Work to be completed
Write out every line below that includes the word "wystarczyło".

(Dataset entries on figures)

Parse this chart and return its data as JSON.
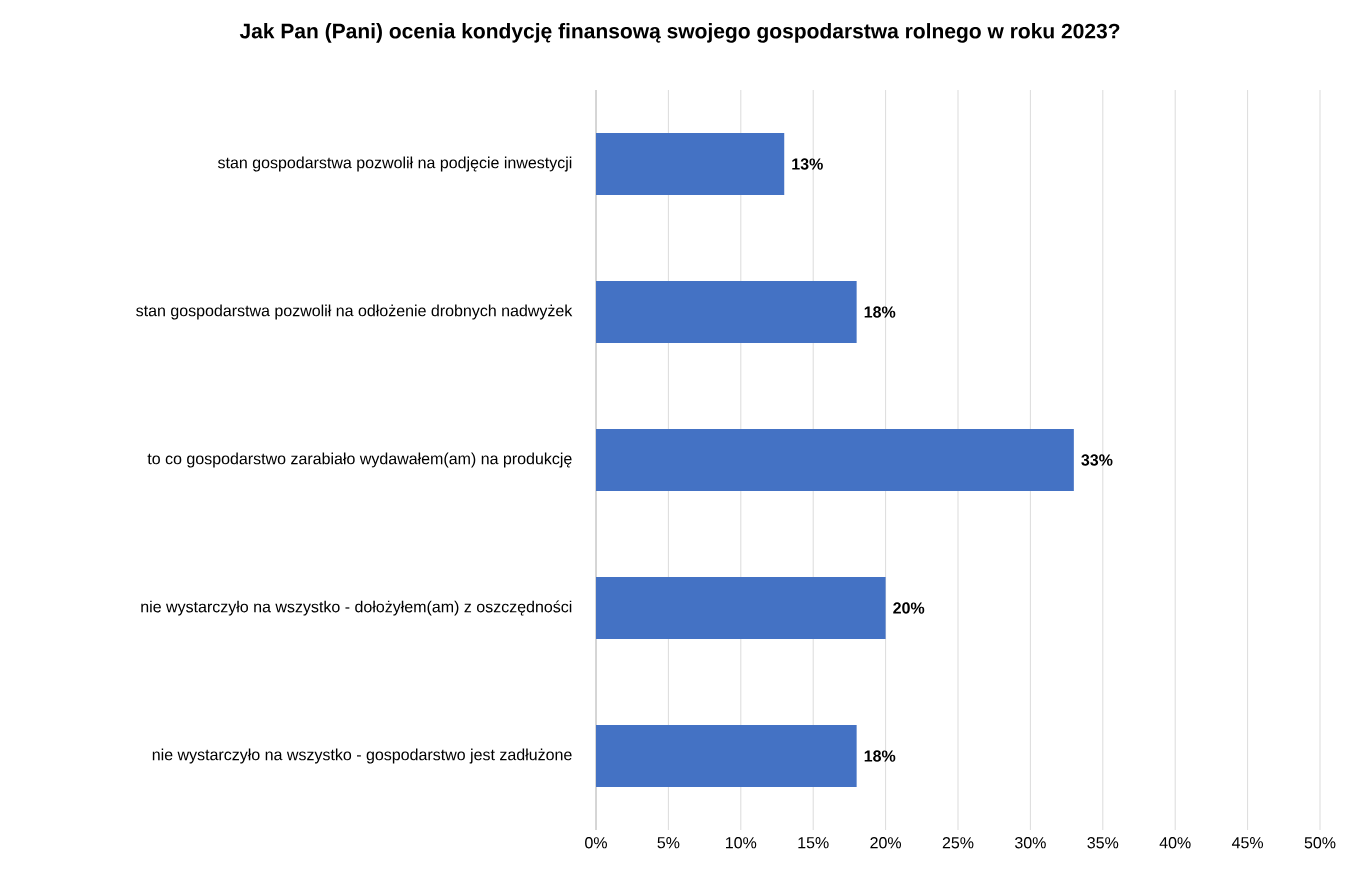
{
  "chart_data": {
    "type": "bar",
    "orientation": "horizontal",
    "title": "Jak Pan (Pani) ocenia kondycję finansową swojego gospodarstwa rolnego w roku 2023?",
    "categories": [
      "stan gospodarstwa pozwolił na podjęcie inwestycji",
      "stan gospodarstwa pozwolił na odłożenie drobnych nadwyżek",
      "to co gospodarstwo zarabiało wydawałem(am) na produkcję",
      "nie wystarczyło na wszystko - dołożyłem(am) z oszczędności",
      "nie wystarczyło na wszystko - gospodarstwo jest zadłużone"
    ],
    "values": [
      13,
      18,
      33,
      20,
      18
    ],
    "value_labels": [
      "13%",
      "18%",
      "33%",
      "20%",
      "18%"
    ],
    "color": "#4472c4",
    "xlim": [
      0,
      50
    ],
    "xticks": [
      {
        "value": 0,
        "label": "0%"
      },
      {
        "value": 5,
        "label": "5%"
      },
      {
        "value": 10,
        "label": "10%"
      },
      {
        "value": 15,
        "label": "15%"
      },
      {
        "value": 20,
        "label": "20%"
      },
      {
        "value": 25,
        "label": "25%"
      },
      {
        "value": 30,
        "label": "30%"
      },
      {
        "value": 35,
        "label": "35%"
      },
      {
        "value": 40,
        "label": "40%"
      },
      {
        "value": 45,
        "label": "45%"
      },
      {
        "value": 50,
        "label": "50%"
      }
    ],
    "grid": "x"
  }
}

Response
      "nie wystarczyło na wszystko - dołożyłem(am) z oszczędności",
      "nie wystarczyło na wszystko - gospodarstwo jest zadłużone"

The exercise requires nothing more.